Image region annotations
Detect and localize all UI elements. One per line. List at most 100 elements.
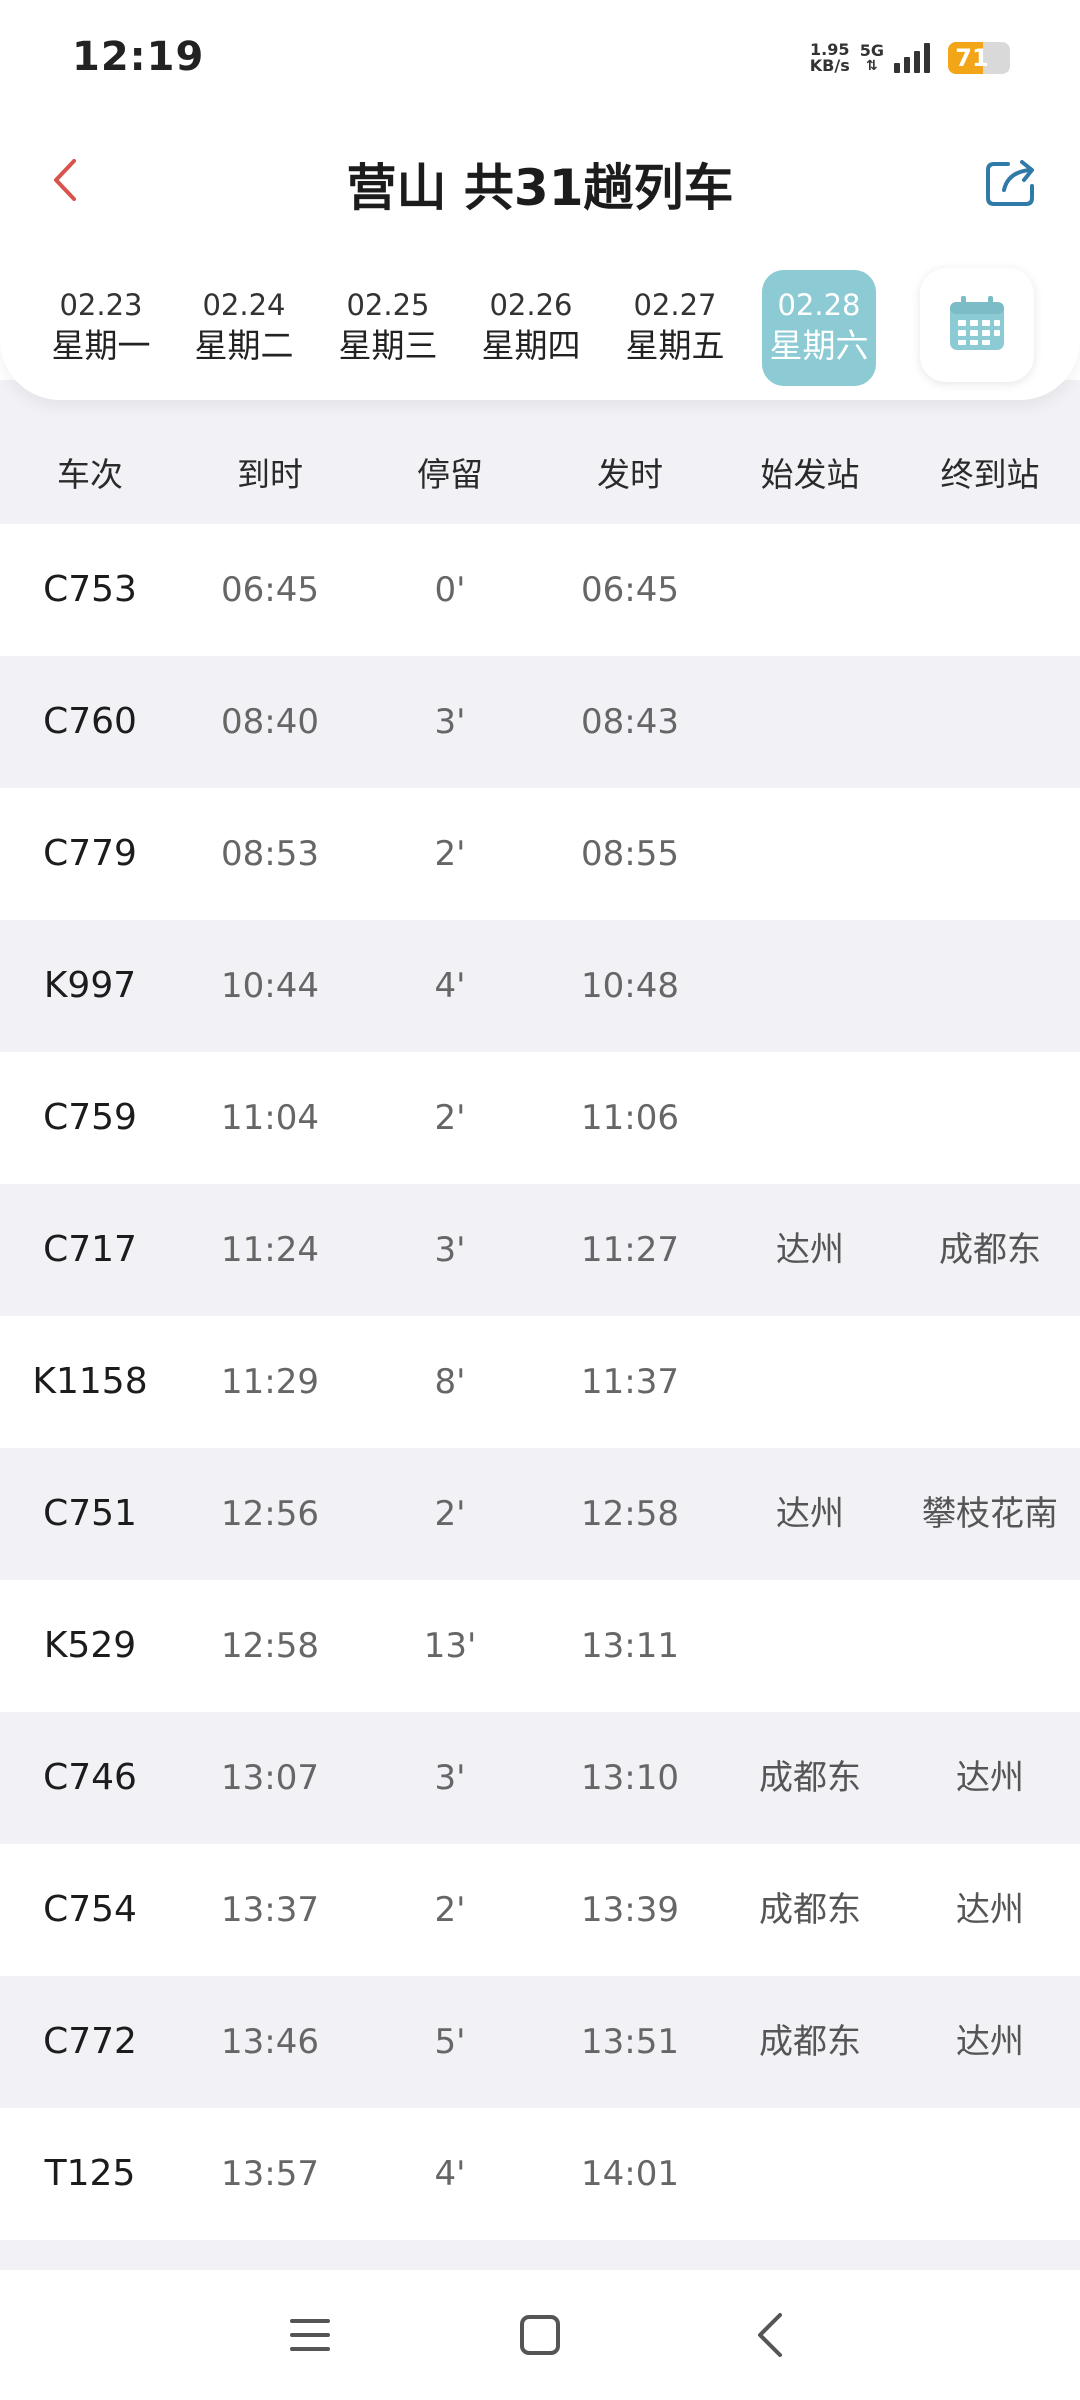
- arrive-time: 11:29: [221, 1362, 319, 1402]
- depart-time: 13:11: [581, 1626, 679, 1666]
- table-row[interactable]: C772 13:46 5' 13:51 成都东 达州: [0, 1976, 1080, 2108]
- origin-station: [720, 656, 900, 788]
- table-row[interactable]: C751 12:56 2' 12:58 达州 攀枝花南: [0, 1448, 1080, 1580]
- table-row[interactable]: C779 08:53 2' 08:55: [0, 788, 1080, 920]
- train-number: C760: [43, 701, 137, 742]
- arrive-time: 13:46: [221, 2022, 319, 2062]
- origin-station: 达州: [776, 1494, 844, 1534]
- table-row[interactable]: C759 11:04 2' 11:06: [0, 1052, 1080, 1184]
- depart-time: 12:58: [581, 1494, 679, 1534]
- depart-time: 08:43: [581, 702, 679, 742]
- stop-duration: 2': [434, 834, 466, 874]
- date-label: 02.27: [633, 288, 717, 323]
- arrive-time: 13:07: [221, 1758, 319, 1798]
- data-arrows-icon: ⇅: [866, 58, 878, 74]
- date-tab-0228-selected[interactable]: 02.28 星期六: [762, 270, 876, 386]
- terminal-station: [900, 524, 1080, 656]
- table-row[interactable]: K1158 11:29 8' 11:37: [0, 1316, 1080, 1448]
- stop-duration: 8': [434, 1362, 466, 1402]
- origin-station: [720, 788, 900, 920]
- column-header-train: 车次: [57, 455, 123, 494]
- train-table: 车次 到时 停留 发时 始发站 终到站 C753 06:45 0' 06:45 …: [0, 380, 1080, 2270]
- terminal-station: [900, 920, 1080, 1052]
- column-header-stop: 停留: [417, 455, 483, 494]
- stop-duration: 3': [434, 1758, 466, 1798]
- stop-duration: 3': [434, 1230, 466, 1270]
- home-button[interactable]: [500, 2300, 580, 2370]
- arrive-time: 08:40: [221, 702, 319, 742]
- nav-back-button[interactable]: [730, 2300, 810, 2370]
- train-number: C772: [43, 2021, 137, 2062]
- terminal-station: [900, 1052, 1080, 1184]
- date-selector: 02.23 星期一 02.24 星期二 02.25 星期三 02.26 星期四 …: [0, 250, 1080, 400]
- back-triangle-icon: [758, 2313, 782, 2357]
- status-time: 12:19: [72, 34, 205, 80]
- date-label: 02.26: [489, 288, 573, 323]
- origin-station: [720, 1580, 900, 1712]
- column-header-depart: 发时: [597, 455, 663, 494]
- date-label: 02.25: [346, 288, 430, 323]
- depart-time: 08:55: [581, 834, 679, 874]
- origin-station: [720, 1316, 900, 1448]
- terminal-station: 成都东: [939, 1230, 1041, 1270]
- column-header-arrive: 到时: [237, 455, 303, 494]
- date-tab-0227[interactable]: 02.27 星期五: [618, 270, 732, 386]
- terminal-station: [900, 788, 1080, 920]
- table-header: 车次 到时 停留 发时 始发站 终到站: [0, 380, 1080, 524]
- date-tab-0225[interactable]: 02.25 星期三: [331, 270, 445, 386]
- column-header-origin: 始发站: [760, 455, 860, 494]
- weekday-label: 星期一: [51, 325, 151, 365]
- depart-time: 11:06: [581, 1098, 679, 1138]
- share-button[interactable]: [980, 150, 1044, 214]
- terminal-station: [900, 656, 1080, 788]
- train-number: K1158: [32, 1361, 148, 1402]
- stop-duration: 2': [434, 1494, 466, 1534]
- signal-icon: [894, 43, 930, 73]
- table-row[interactable]: C753 06:45 0' 06:45: [0, 524, 1080, 656]
- stop-duration: 4': [434, 966, 466, 1006]
- status-bar: 12:19 1.95 KB/s 5G ⇅ 71: [0, 0, 1080, 120]
- stop-duration: 5': [434, 2022, 466, 2062]
- train-number: C753: [43, 569, 137, 610]
- page-title: 营山 共31趟列车: [346, 159, 734, 217]
- origin-station: 达州: [776, 1230, 844, 1270]
- date-label: 02.24: [202, 288, 286, 323]
- depart-time: 14:01: [581, 2154, 679, 2194]
- date-tab-0226[interactable]: 02.26 星期四: [474, 270, 588, 386]
- table-row[interactable]: T125 13:57 4' 14:01: [0, 2108, 1080, 2240]
- train-number: C717: [43, 1229, 137, 1270]
- network-type: 5G ⇅: [859, 41, 884, 74]
- table-row[interactable]: K529 12:58 13' 13:11: [0, 1580, 1080, 1712]
- menu-button[interactable]: [270, 2300, 350, 2370]
- table-row[interactable]: C746 13:07 3' 13:10 成都东 达州: [0, 1712, 1080, 1844]
- train-number: T125: [44, 2153, 136, 2194]
- arrive-time: 12:56: [221, 1494, 319, 1534]
- column-header-terminal: 终到站: [940, 455, 1040, 494]
- train-number: K997: [43, 965, 137, 1006]
- battery-icon: 71: [948, 42, 1010, 74]
- weekday-label: 星期六: [769, 325, 869, 365]
- network-type-label: 5G: [859, 41, 884, 60]
- terminal-station: 达州: [956, 1758, 1024, 1798]
- date-label: 02.28: [777, 288, 861, 323]
- table-row[interactable]: C760 08:40 3' 08:43: [0, 656, 1080, 788]
- date-tab-0224[interactable]: 02.24 星期二: [187, 270, 301, 386]
- terminal-station: [900, 1316, 1080, 1448]
- date-tab-0223[interactable]: 02.23 星期一: [44, 270, 158, 386]
- stop-duration: 2': [434, 1890, 466, 1930]
- table-row[interactable]: C717 11:24 3' 11:27 达州 成都东: [0, 1184, 1080, 1316]
- origin-station: 成都东: [759, 2022, 861, 2062]
- terminal-station: [900, 1580, 1080, 1712]
- home-square-icon: [520, 2315, 560, 2355]
- calendar-button[interactable]: [920, 268, 1034, 382]
- origin-station: [720, 920, 900, 1052]
- depart-time: 11:37: [581, 1362, 679, 1402]
- depart-time: 10:48: [581, 966, 679, 1006]
- table-row[interactable]: K997 10:44 4' 10:48: [0, 920, 1080, 1052]
- stop-duration: 4': [434, 2154, 466, 2194]
- terminal-station: 达州: [956, 1890, 1024, 1930]
- terminal-station: [900, 2108, 1080, 2240]
- table-row[interactable]: C754 13:37 2' 13:39 成都东 达州: [0, 1844, 1080, 1976]
- origin-station: [720, 524, 900, 656]
- status-icons: 1.95 KB/s 5G ⇅ 71: [810, 36, 1010, 80]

Written instruction – Can you give the rows from the line with "- arrive-time: 11:29: [221, 1362, 319, 1402]" to the line with "- date-tab-0227[interactable]: 02.27" as a JSON list of strings, one string per line and blank lines left out?

Answer to the exercise –
[
  "- arrive-time: 11:29: [221, 1362, 319, 1402]",
  "- depart-time: 13:11: [581, 1626, 679, 1666]",
  "- table-row[interactable]: C772 13:46 5' 13:51 成都东 达州: [0, 1976, 1080, 2108]",
  "- origin-station: [720, 656, 900, 788]",
  "- table-row[interactable]: C751 12:56 2' 12:58 达州 攀枝花南: [0, 1448, 1080, 1580]",
  "- table-row[interactable]: C779 08:53 2' 08:55: [0, 788, 1080, 920]",
  "- train-number: C760: [43, 701, 137, 742]",
  "- arrive-time: 13:46: [221, 2022, 319, 2062]",
  "- origin-station: 达州: [776, 1494, 844, 1534]",
  "- table-row[interactable]: C759 11:04 2' 11:06: [0, 1052, 1080, 1184]",
  "- depart-time: 12:58: [581, 1494, 679, 1534]",
  "- depart-time: 08:43: [581, 702, 679, 742]",
  "- stop-duration: 2': [434, 834, 466, 874]",
  "- date-label: 02.27: [633, 288, 717, 323]",
  "- arrive-time: 13:07: [221, 1758, 319, 1798]",
  "- data-arrows-icon: ⇅: [866, 58, 878, 74]",
  "- date-tab-0228-selected[interactable]: 02.28 星期六: [762, 270, 876, 386]",
  "- terminal-station: [900, 524, 1080, 656]",
  "- table-row[interactable]: K1158 11:29 8' 11:37: [0, 1316, 1080, 1448]",
  "- stop-duration: 8': [434, 1362, 466, 1402]",
  "- origin-station: [720, 788, 900, 920]",
  "- column-header-train: 车次: [57, 455, 123, 494]",
  "- train-table: 车次 到时 停留 发时 始发站 终到站 C753 06:45 0' 06:45 …: [0, 380, 1080, 2270]",
  "- terminal-station: [900, 920, 1080, 1052]",
  "- column-header-stop: 停留: [417, 455, 483, 494]",
  "- stop-duration: 3': [434, 1758, 466, 1798]",
  "- stop-duration: 3': [434, 1230, 466, 1270]",
  "- home-button[interactable]: [500, 2300, 580, 2370]",
  "- arrive-time: 08:40: [221, 702, 319, 742]",
  "- nav-back-button[interactable]: [730, 2300, 810, 2370]",
  "- train-number: C772: [43, 2021, 137, 2062]",
  "- terminal-station: [900, 1052, 1080, 1184]",
  "- date-selector: 02.23 星期一 02.24 星期二 02.25 星期三 02.26 星期四 …: [0, 250, 1080, 400]",
  "- back-triangle-icon: [758, 2313, 782, 2357]",
  "- status-time: 12:19: [72, 34, 205, 80]",
  "- date-label: 02.26: [489, 288, 573, 323]",
  "- origin-station: [720, 1580, 900, 1712]",
  "- column-header-depart: 发时: [597, 455, 663, 494]",
  "- date-label: 02.25: [346, 288, 430, 323]",
  "- depart-time: 08:55: [581, 834, 679, 874]",
  "- origin-station: [720, 1316, 900, 1448]",
  "- terminal-station: 成都东: [939, 1230, 1041, 1270]",
  "- column-header-arrive: 到时: [237, 455, 303, 494]",
  "- date-tab-0227[interactable]: 02.27 星期五: [618, 270, 732, 386]"
]